GIVEN EXERCISE: Pictures within the data are to be left out; everything else must be reproduced exactly.

Stored data entries:
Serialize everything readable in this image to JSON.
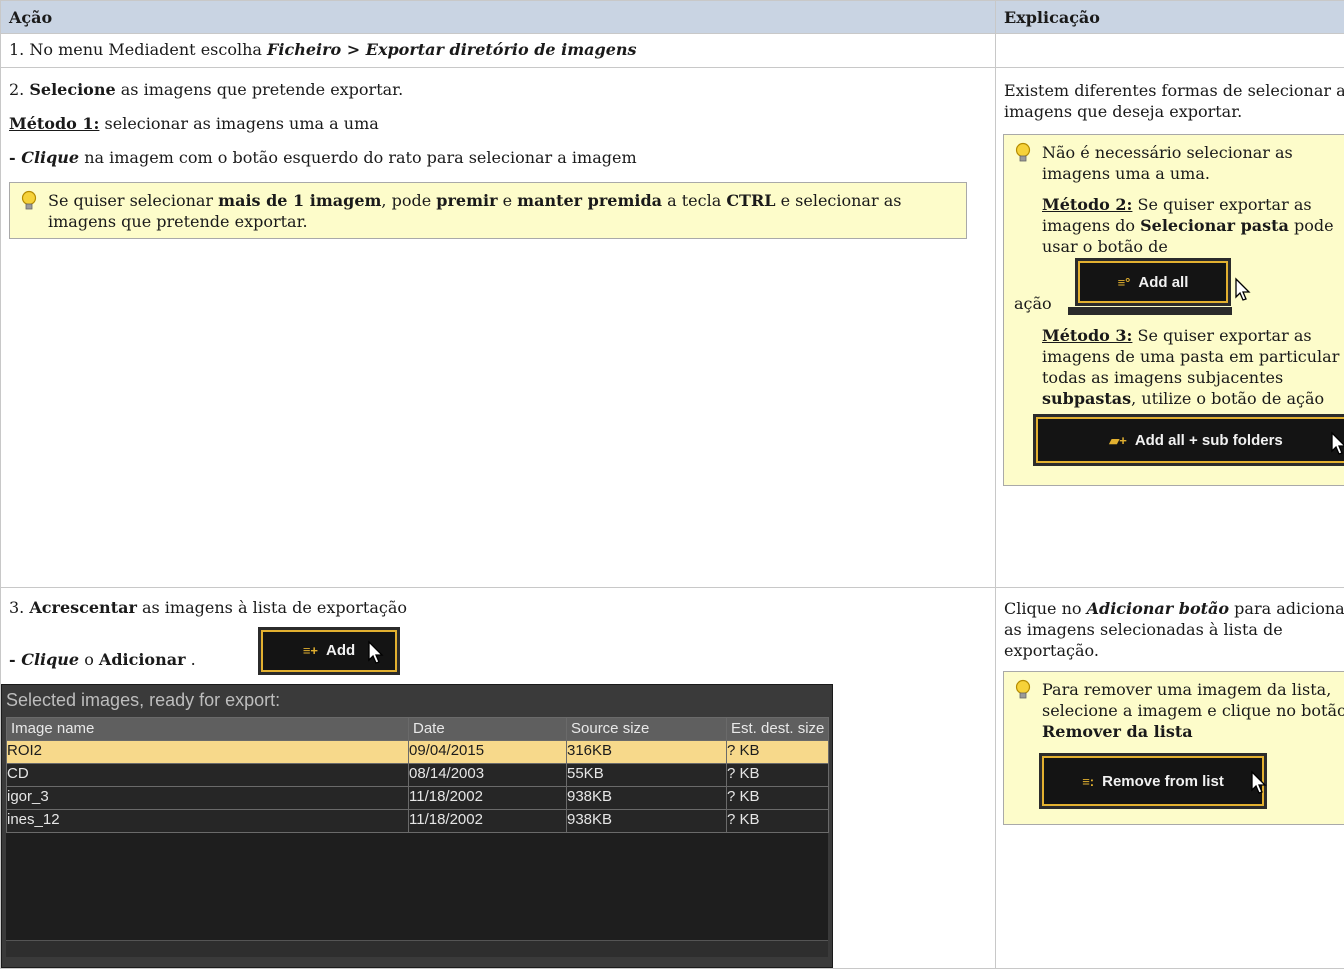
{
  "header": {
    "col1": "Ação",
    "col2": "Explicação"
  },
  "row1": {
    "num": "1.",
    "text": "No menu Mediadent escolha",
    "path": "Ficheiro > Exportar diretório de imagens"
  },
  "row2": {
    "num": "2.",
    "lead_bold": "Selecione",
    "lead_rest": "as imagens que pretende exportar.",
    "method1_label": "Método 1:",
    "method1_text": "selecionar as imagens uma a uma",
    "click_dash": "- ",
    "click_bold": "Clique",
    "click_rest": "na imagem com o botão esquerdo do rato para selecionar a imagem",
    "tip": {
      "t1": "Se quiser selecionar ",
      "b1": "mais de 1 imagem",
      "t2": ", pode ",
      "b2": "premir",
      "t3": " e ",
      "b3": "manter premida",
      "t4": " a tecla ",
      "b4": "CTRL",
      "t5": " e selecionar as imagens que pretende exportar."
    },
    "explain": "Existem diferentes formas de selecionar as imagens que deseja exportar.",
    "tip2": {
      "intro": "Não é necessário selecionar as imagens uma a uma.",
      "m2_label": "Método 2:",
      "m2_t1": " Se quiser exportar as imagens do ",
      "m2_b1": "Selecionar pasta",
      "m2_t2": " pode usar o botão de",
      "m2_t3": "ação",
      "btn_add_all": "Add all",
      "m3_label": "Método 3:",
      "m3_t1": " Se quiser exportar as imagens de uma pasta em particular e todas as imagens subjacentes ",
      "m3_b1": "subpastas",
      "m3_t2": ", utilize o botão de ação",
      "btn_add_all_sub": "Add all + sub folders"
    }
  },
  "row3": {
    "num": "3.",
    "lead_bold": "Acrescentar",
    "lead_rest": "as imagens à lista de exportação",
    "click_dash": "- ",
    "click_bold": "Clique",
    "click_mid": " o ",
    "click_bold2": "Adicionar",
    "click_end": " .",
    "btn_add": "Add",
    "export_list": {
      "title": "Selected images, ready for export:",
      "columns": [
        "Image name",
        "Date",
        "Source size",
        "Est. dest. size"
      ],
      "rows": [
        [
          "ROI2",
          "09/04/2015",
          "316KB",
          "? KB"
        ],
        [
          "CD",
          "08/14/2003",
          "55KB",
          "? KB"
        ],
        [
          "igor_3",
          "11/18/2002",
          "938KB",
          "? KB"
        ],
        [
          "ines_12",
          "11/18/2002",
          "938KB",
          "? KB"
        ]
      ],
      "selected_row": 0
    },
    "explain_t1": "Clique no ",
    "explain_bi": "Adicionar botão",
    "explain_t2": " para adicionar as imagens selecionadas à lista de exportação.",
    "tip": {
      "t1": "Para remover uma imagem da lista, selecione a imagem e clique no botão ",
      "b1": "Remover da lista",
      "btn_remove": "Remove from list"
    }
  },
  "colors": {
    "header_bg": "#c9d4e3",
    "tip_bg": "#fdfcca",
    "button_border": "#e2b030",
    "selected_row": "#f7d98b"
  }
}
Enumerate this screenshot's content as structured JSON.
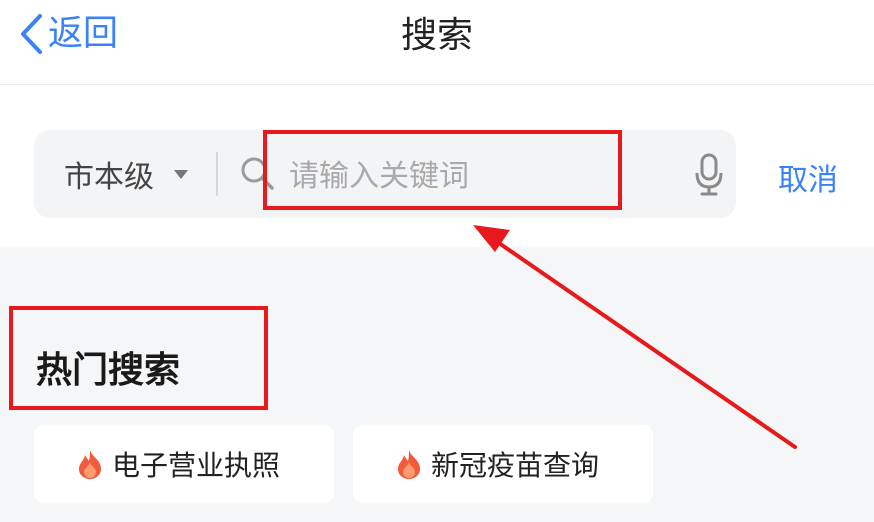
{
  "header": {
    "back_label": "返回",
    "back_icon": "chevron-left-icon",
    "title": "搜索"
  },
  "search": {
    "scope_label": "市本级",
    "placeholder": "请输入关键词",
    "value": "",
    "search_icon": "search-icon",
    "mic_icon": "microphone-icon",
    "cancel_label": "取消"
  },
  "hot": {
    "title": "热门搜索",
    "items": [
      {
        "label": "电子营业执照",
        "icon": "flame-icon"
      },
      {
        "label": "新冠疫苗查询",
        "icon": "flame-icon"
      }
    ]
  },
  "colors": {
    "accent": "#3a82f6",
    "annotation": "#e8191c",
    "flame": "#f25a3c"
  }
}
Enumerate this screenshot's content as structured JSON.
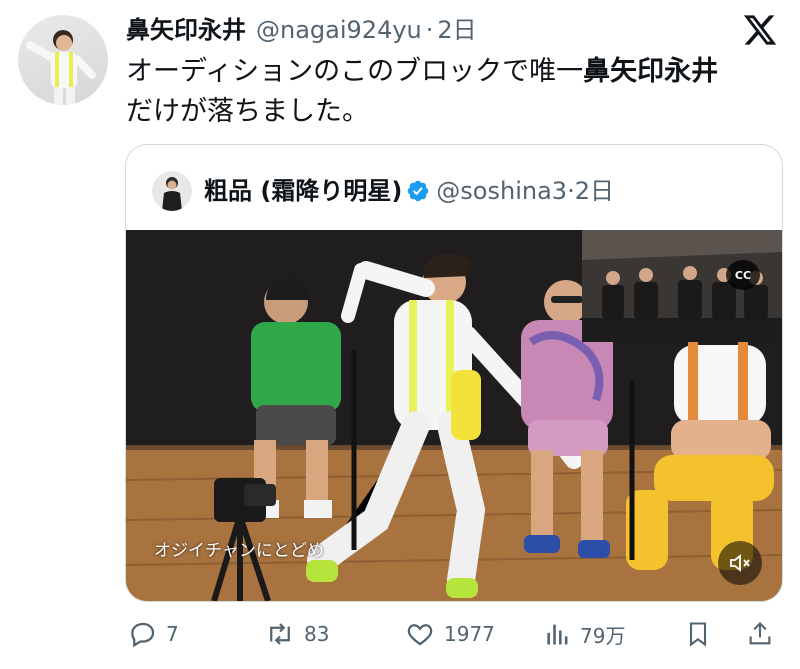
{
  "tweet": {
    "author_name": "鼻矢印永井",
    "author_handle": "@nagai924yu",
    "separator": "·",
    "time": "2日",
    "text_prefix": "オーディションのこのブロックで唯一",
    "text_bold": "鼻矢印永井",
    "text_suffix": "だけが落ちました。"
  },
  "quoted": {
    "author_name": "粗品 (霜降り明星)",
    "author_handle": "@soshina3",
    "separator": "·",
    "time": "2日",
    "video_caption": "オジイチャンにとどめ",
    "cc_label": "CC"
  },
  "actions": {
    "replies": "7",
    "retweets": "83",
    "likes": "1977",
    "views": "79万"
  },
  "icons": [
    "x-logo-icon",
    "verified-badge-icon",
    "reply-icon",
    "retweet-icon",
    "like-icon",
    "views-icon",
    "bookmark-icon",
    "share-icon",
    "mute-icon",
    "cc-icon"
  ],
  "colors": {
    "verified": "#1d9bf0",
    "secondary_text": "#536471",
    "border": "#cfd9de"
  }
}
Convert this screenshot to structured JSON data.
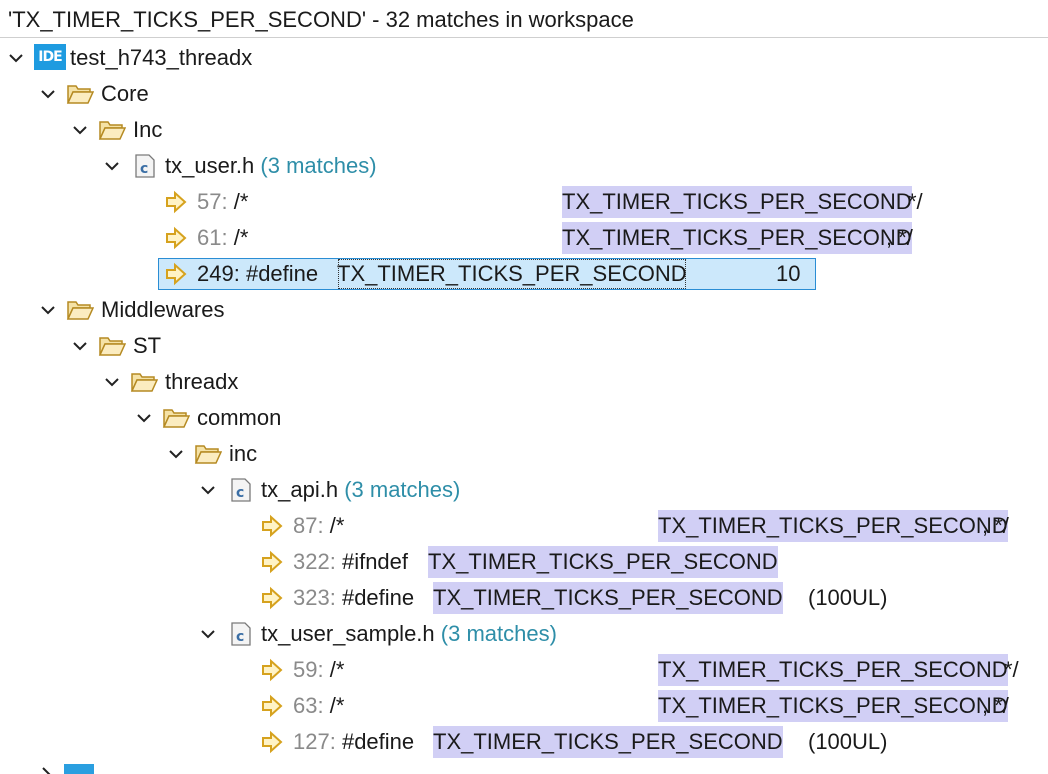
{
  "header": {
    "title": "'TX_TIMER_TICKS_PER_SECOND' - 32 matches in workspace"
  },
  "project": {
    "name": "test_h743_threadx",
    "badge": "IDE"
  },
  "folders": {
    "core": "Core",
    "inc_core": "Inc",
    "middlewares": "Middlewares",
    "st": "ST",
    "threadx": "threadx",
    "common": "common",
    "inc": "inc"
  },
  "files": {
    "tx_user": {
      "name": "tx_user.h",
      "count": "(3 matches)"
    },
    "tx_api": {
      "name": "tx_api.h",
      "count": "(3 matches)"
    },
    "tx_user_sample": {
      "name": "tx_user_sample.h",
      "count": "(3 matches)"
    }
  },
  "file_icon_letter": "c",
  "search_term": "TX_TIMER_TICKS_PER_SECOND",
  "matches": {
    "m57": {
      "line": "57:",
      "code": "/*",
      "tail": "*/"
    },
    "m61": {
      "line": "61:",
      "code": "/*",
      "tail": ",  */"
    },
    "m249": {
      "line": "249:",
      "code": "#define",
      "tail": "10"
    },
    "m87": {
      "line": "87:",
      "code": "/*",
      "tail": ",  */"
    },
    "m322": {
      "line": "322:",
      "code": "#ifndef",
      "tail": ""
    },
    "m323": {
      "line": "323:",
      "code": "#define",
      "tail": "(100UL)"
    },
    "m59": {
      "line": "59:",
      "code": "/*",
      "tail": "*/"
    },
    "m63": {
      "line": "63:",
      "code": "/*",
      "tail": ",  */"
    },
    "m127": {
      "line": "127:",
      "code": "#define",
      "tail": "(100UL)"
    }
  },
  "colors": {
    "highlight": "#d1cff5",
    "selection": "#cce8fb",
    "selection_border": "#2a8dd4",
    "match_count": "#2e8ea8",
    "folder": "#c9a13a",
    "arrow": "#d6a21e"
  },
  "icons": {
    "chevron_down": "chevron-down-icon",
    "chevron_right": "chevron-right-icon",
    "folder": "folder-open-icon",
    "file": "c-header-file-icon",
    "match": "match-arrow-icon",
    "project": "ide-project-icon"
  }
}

OUTPUT FOR THIS TASK:
Serialize everything readable in this image to JSON.
{
  "header": {
    "col1": "Ação",
    "col2": "Explicação"
  },
  "row1": {
    "num": "1.",
    "text": "No menu Mediadent escolha",
    "path": "Ficheiro > Exportar diretório de imagens"
  },
  "row2": {
    "num": "2.",
    "lead_bold": "Selecione",
    "lead_rest": "as imagens que pretende exportar.",
    "method1_label": "Método 1:",
    "method1_text": "selecionar as imagens uma a uma",
    "click_dash": "- ",
    "click_bold": "Clique",
    "click_rest": "na imagem com o botão esquerdo do rato para selecionar a imagem",
    "tip": {
      "t1": "Se quiser selecionar ",
      "b1": "mais de 1 imagem",
      "t2": ", pode ",
      "b2": "premir",
      "t3": " e ",
      "b3": "manter premida",
      "t4": " a tecla ",
      "b4": "CTRL",
      "t5": " e selecionar as imagens que pretende exportar."
    },
    "explain": "Existem diferentes formas de selecionar as imagens que deseja exportar.",
    "tip2": {
      "intro": "Não é necessário selecionar as imagens uma a uma.",
      "m2_label": "Método 2:",
      "m2_t1": " Se quiser exportar as imagens do ",
      "m2_b1": "Selecionar pasta",
      "m2_t2": " pode usar o botão de",
      "m2_t3": "ação",
      "btn_add_all": "Add all",
      "m3_label": "Método 3:",
      "m3_t1": " Se quiser exportar as imagens de uma pasta em particular e todas as imagens subjacentes ",
      "m3_b1": "subpastas",
      "m3_t2": ", utilize o botão de ação",
      "btn_add_all_sub": "Add all + sub folders"
    }
  },
  "row3": {
    "num": "3.",
    "lead_bold": "Acrescentar",
    "lead_rest": "as imagens à lista de exportação",
    "click_dash": "- ",
    "click_bold": "Clique",
    "click_mid": " o ",
    "click_bold2": "Adicionar",
    "click_end": " .",
    "btn_add": "Add",
    "export_list": {
      "title": "Selected images, ready for export:",
      "columns": [
        "Image name",
        "Date",
        "Source size",
        "Est. dest. size"
      ],
      "rows": [
        [
          "ROI2",
          "09/04/2015",
          "316KB",
          "? KB"
        ],
        [
          "CD",
          "08/14/2003",
          "55KB",
          "? KB"
        ],
        [
          "igor_3",
          "11/18/2002",
          "938KB",
          "? KB"
        ],
        [
          "ines_12",
          "11/18/2002",
          "938KB",
          "? KB"
        ]
      ],
      "selected_row": 0
    },
    "explain_t1": "Clique no ",
    "explain_bi": "Adicionar botão",
    "explain_t2": " para adicionar as imagens selecionadas à lista de exportação.",
    "tip": {
      "t1": "Para remover uma imagem da lista, selecione a imagem e clique no botão ",
      "b1": "Remover da lista",
      "btn_remove": "Remove from list"
    }
  },
  "colors": {
    "header_bg": "#c9d4e3",
    "tip_bg": "#fdfcca",
    "button_border": "#e2b030",
    "selected_row": "#f7d98b"
  }
}
Enumerate this screenshot's content as structured JSON.
{
  "header": {
    "back_label": "返回",
    "back_icon": "chevron-left-icon",
    "title": "搜索"
  },
  "search": {
    "scope_label": "市本级",
    "placeholder": "请输入关键词",
    "value": "",
    "search_icon": "search-icon",
    "mic_icon": "microphone-icon",
    "cancel_label": "取消"
  },
  "hot": {
    "title": "热门搜索",
    "items": [
      {
        "label": "电子营业执照",
        "icon": "flame-icon"
      },
      {
        "label": "新冠疫苗查询",
        "icon": "flame-icon"
      }
    ]
  },
  "colors": {
    "accent": "#3a82f6",
    "annotation": "#e8191c",
    "flame": "#f25a3c"
  }
}
Enumerate this screenshot's content as structured JSON.
{
  "tweet": {
    "author_name": "鼻矢印永井",
    "author_handle": "@nagai924yu",
    "separator": "·",
    "time": "2日",
    "text_prefix": "オーディションのこのブロックで唯一",
    "text_bold": "鼻矢印永井",
    "text_suffix": "だけが落ちました。"
  },
  "quoted": {
    "author_name": "粗品 (霜降り明星)",
    "author_handle": "@soshina3",
    "separator": "·",
    "time": "2日",
    "video_caption": "オジイチャンにとどめ",
    "cc_label": "CC"
  },
  "actions": {
    "replies": "7",
    "retweets": "83",
    "likes": "1977",
    "views": "79万"
  },
  "icons": [
    "x-logo-icon",
    "verified-badge-icon",
    "reply-icon",
    "retweet-icon",
    "like-icon",
    "views-icon",
    "bookmark-icon",
    "share-icon",
    "mute-icon",
    "cc-icon"
  ],
  "colors": {
    "verified": "#1d9bf0",
    "secondary_text": "#536471",
    "border": "#cfd9de"
  }
}
Convert this screenshot to structured JSON data.
{
  "header": {
    "title": "'TX_TIMER_TICKS_PER_SECOND' - 32 matches in workspace"
  },
  "project": {
    "name": "test_h743_threadx",
    "badge": "IDE"
  },
  "folders": {
    "core": "Core",
    "inc_core": "Inc",
    "middlewares": "Middlewares",
    "st": "ST",
    "threadx": "threadx",
    "common": "common",
    "inc": "inc"
  },
  "files": {
    "tx_user": {
      "name": "tx_user.h",
      "count": "(3 matches)"
    },
    "tx_api": {
      "name": "tx_api.h",
      "count": "(3 matches)"
    },
    "tx_user_sample": {
      "name": "tx_user_sample.h",
      "count": "(3 matches)"
    }
  },
  "file_icon_letter": "c",
  "search_term": "TX_TIMER_TICKS_PER_SECOND",
  "matches": {
    "m57": {
      "line": "57:",
      "code": "/*",
      "tail": "*/"
    },
    "m61": {
      "line": "61:",
      "code": "/*",
      "tail": ",  */"
    },
    "m249": {
      "line": "249:",
      "code": "#define",
      "tail": "10"
    },
    "m87": {
      "line": "87:",
      "code": "/*",
      "tail": ",  */"
    },
    "m322": {
      "line": "322:",
      "code": "#ifndef",
      "tail": ""
    },
    "m323": {
      "line": "323:",
      "code": "#define",
      "tail": "(100UL)"
    },
    "m59": {
      "line": "59:",
      "code": "/*",
      "tail": "*/"
    },
    "m63": {
      "line": "63:",
      "code": "/*",
      "tail": ",  */"
    },
    "m127": {
      "line": "127:",
      "code": "#define",
      "tail": "(100UL)"
    }
  },
  "colors": {
    "highlight": "#d1cff5",
    "selection": "#cce8fb",
    "selection_border": "#2a8dd4",
    "match_count": "#2e8ea8",
    "folder": "#c9a13a",
    "arrow": "#d6a21e"
  },
  "icons": {
    "chevron_down": "chevron-down-icon",
    "chevron_right": "chevron-right-icon",
    "folder": "folder-open-icon",
    "file": "c-header-file-icon",
    "match": "match-arrow-icon",
    "project": "ide-project-icon"
  }
}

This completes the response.